-- THE EXERCISE --
For each line in the data below that holds "cechy", return a copy.

------------------------------

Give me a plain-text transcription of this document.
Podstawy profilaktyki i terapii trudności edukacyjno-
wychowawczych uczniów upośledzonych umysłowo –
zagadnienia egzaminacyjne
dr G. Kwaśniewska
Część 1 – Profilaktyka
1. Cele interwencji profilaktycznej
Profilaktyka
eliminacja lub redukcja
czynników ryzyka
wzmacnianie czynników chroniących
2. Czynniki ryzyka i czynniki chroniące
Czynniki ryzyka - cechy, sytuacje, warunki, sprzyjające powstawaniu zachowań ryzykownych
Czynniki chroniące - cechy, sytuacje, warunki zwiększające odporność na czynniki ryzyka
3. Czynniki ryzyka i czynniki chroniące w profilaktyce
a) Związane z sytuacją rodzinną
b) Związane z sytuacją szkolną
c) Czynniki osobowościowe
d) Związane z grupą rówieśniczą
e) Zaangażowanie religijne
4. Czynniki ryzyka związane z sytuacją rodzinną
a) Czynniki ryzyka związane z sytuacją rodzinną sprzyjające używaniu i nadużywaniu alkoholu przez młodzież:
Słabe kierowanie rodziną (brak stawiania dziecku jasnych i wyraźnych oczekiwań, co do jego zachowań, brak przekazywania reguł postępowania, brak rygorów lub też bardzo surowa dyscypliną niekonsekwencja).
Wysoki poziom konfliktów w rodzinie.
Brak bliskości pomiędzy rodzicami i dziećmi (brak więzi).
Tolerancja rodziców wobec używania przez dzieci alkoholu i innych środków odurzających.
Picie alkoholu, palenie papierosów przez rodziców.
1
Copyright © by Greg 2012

------------------------------

-- FULL OUTPUT --
Czynniki ryzyka - cechy, sytuacje, warunki, sprzyjające powstawaniu zachowań ryzykownych
Czynniki chroniące - cechy, sytuacje, warunki zwiększające odporność na czynniki ryzyka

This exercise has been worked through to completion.